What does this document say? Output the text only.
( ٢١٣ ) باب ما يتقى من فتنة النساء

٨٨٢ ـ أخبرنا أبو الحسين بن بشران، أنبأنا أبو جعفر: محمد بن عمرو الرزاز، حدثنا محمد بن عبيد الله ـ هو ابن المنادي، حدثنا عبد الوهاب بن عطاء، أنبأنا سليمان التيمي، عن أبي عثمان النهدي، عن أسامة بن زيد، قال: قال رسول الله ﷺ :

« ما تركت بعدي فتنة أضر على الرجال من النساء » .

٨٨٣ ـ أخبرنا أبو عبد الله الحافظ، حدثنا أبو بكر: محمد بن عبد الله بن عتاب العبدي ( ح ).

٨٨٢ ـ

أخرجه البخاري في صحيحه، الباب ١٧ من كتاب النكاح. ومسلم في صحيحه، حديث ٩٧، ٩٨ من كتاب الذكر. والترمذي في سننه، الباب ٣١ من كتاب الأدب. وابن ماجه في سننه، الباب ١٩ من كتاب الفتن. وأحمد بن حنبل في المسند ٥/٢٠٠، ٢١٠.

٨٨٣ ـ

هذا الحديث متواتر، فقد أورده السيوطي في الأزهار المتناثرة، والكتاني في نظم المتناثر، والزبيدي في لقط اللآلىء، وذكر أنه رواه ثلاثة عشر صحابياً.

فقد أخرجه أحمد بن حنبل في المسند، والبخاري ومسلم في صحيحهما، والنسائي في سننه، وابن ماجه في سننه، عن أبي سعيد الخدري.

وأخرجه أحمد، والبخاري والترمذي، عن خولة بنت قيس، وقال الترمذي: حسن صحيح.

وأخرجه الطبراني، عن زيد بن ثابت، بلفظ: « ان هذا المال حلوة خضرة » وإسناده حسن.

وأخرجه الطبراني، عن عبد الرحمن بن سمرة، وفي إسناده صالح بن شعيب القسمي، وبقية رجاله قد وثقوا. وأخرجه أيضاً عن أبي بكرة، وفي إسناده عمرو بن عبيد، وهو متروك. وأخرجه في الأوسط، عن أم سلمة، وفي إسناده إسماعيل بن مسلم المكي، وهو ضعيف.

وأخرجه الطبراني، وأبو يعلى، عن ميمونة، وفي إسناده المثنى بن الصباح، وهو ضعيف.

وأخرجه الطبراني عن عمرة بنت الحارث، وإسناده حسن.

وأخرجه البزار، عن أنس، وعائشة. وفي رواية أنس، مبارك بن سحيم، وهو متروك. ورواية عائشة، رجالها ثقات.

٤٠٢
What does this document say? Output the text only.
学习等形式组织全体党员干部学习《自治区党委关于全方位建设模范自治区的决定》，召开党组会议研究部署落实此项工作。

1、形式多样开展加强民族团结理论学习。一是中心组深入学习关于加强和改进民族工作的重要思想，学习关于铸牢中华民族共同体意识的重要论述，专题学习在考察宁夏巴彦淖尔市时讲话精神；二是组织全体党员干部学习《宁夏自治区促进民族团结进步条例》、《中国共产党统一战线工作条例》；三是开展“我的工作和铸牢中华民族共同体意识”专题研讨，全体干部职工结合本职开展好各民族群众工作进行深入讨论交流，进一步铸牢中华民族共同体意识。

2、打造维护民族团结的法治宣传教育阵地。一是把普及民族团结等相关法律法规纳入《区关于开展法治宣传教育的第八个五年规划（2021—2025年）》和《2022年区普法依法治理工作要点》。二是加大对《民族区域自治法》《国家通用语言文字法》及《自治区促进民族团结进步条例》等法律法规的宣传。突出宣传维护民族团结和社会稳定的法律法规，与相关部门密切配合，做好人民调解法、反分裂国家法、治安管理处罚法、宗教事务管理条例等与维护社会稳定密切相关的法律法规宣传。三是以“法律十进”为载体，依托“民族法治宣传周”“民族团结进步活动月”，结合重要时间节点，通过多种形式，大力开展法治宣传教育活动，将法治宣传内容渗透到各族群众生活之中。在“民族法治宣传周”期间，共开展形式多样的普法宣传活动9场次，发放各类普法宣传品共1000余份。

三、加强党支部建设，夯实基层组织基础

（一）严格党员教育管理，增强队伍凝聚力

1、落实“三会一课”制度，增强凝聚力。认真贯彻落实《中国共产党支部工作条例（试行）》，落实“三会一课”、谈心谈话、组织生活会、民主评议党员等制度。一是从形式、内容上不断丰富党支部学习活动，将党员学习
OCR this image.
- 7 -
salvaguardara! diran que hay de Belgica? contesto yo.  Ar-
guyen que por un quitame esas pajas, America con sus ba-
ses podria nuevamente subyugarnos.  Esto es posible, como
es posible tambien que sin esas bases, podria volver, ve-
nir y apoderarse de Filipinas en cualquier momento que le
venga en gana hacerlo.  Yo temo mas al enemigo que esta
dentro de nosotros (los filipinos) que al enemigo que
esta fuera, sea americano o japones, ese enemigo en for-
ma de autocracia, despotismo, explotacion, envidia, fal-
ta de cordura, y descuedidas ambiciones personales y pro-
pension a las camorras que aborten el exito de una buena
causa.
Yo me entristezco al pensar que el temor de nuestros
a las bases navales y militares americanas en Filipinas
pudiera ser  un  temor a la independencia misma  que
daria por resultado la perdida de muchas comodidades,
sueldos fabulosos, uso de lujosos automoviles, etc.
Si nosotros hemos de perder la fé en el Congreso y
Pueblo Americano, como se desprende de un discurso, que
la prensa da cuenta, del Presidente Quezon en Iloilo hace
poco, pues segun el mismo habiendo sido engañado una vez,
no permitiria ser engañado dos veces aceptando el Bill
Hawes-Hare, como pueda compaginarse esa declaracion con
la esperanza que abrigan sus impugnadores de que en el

### Exercise description
Write the entire listing out again, word for word.

### Exercise solution
What does this document say? Output the text only.
( ٢١٣ ) باب ما يتقى من فتنة النساء

٨٨٢ ـ أخبرنا أبو الحسين بن بشران، أنبأنا أبو جعفر: محمد بن عمرو الرزاز، حدثنا محمد بن عبيد الله ـ هو ابن المنادي، حدثنا عبد الوهاب بن عطاء، أنبأنا سليمان التيمي، عن أبي عثمان النهدي، عن أسامة بن زيد، قال: قال رسول الله ﷺ :

« ما تركت بعدي فتنة أضر على الرجال من النساء » .

٨٨٣ ـ أخبرنا أبو عبد الله الحافظ، حدثنا أبو بكر: محمد بن عبد الله بن عتاب العبدي ( ح ).

٨٨٢ ـ

أخرجه البخاري في صحيحه، الباب ١٧ من كتاب النكاح. ومسلم في صحيحه، حديث ٩٧، ٩٨ من كتاب الذكر. والترمذي في سننه، الباب ٣١ من كتاب الأدب. وابن ماجه في سننه، الباب ١٩ من كتاب الفتن. وأحمد بن حنبل في المسند ٥/٢٠٠، ٢١٠.

٨٨٣ ـ

هذا الحديث متواتر، فقد أورده السيوطي في الأزهار المتناثرة، والكتاني في نظم المتناثر، والزبيدي في لقط اللآلىء، وذكر أنه رواه ثلاثة عشر صحابياً.

فقد أخرجه أحمد بن حنبل في المسند، والبخاري ومسلم في صحيحهما، والنسائي في سننه، وابن ماجه في سننه، عن أبي سعيد الخدري.

وأخرجه أحمد، والبخاري والترمذي، عن خولة بنت قيس، وقال الترمذي: حسن صحيح.

وأخرجه الطبراني، عن زيد بن ثابت، بلفظ: « ان هذا المال حلوة خضرة » وإسناده حسن.

وأخرجه الطبراني، عن عبد الرحمن بن سمرة، وفي إسناده صالح بن شعيب القسمي، وبقية رجاله قد وثقوا. وأخرجه أيضاً عن أبي بكرة، وفي إسناده عمرو بن عبيد، وهو متروك. وأخرجه في الأوسط، عن أم سلمة، وفي إسناده إسماعيل بن مسلم المكي، وهو ضعيف.

وأخرجه الطبراني، وأبو يعلى، عن ميمونة، وفي إسناده المثنى بن الصباح، وهو ضعيف.

وأخرجه الطبراني عن عمرة بنت الحارث، وإسناده حسن.

وأخرجه البزار، عن أنس، وعائشة. وفي رواية أنس، مبارك بن سحيم، وهو متروك. ورواية عائشة، رجالها ثقات.

٤٠٢
What does this document say? Output the text only.
学习等形式组织全体党员干部学习《自治区党委关于全方位建设模范自治区的决定》，召开党组会议研究部署落实此项工作。

1、形式多样开展加强民族团结理论学习。一是中心组深入学习关于加强和改进民族工作的重要思想，学习关于铸牢中华民族共同体意识的重要论述，专题学习在考察宁夏巴彦淖尔市时讲话精神；二是组织全体党员干部学习《宁夏自治区促进民族团结进步条例》、《中国共产党统一战线工作条例》；三是开展“我的工作和铸牢中华民族共同体意识”专题研讨，全体干部职工结合本职开展好各民族群众工作进行深入讨论交流，进一步铸牢中华民族共同体意识。

2、打造维护民族团结的法治宣传教育阵地。一是把普及民族团结等相关法律法规纳入《区关于开展法治宣传教育的第八个五年规划（2021—2025年）》和《2022年区普法依法治理工作要点》。二是加大对《民族区域自治法》《国家通用语言文字法》及《自治区促进民族团结进步条例》等法律法规的宣传。突出宣传维护民族团结和社会稳定的法律法规，与相关部门密切配合，做好人民调解法、反分裂国家法、治安管理处罚法、宗教事务管理条例等与维护社会稳定密切相关的法律法规宣传。三是以“法律十进”为载体，依托“民族法治宣传周”“民族团结进步活动月”，结合重要时间节点，通过多种形式，大力开展法治宣传教育活动，将法治宣传内容渗透到各族群众生活之中。在“民族法治宣传周”期间，共开展形式多样的普法宣传活动9场次，发放各类普法宣传品共1000余份。

三、加强党支部建设，夯实基层组织基础

（一）严格党员教育管理，增强队伍凝聚力

1、落实“三会一课”制度，增强凝聚力。认真贯彻落实《中国共产党支部工作条例（试行）》，落实“三会一课”、谈心谈话、组织生活会、民主评议党员等制度。一是从形式、内容上不断丰富党支部学习活动，将党员学习
OCR this image.
- 7 -
salvaguardara! diran que hay de Belgica? contesto yo.  Ar-
guyen que por un quitame esas pajas, America con sus ba-
ses podria nuevamente subyugarnos.  Esto es posible, como
es posible tambien que sin esas bases, podria volver, ve-
nir y apoderarse de Filipinas en cualquier momento que le
venga en gana hacerlo.  Yo temo mas al enemigo que esta
dentro de nosotros (los filipinos) que al enemigo que
esta fuera, sea americano o japones, ese enemigo en for-
ma de autocracia, despotismo, explotacion, envidia, fal-
ta de cordura, y descuedidas ambiciones personales y pro-
pension a las camorras que aborten el exito de una buena
causa.
Yo me entristezco al pensar que el temor de nuestros
a las bases navales y militares americanas en Filipinas
pudiera ser  un  temor a la independencia misma  que
daria por resultado la perdida de muchas comodidades,
sueldos fabulosos, uso de lujosos automoviles, etc.
Si nosotros hemos de perder la fé en el Congreso y
Pueblo Americano, como se desprende de un discurso, que
la prensa da cuenta, del Presidente Quezon en Iloilo hace
poco, pues segun el mismo habiendo sido engañado una vez,
no permitiria ser engañado dos veces aceptando el Bill
Hawes-Hare, como pueda compaginarse esa declaracion con
la esperanza que abrigan sus impugnadores de que en el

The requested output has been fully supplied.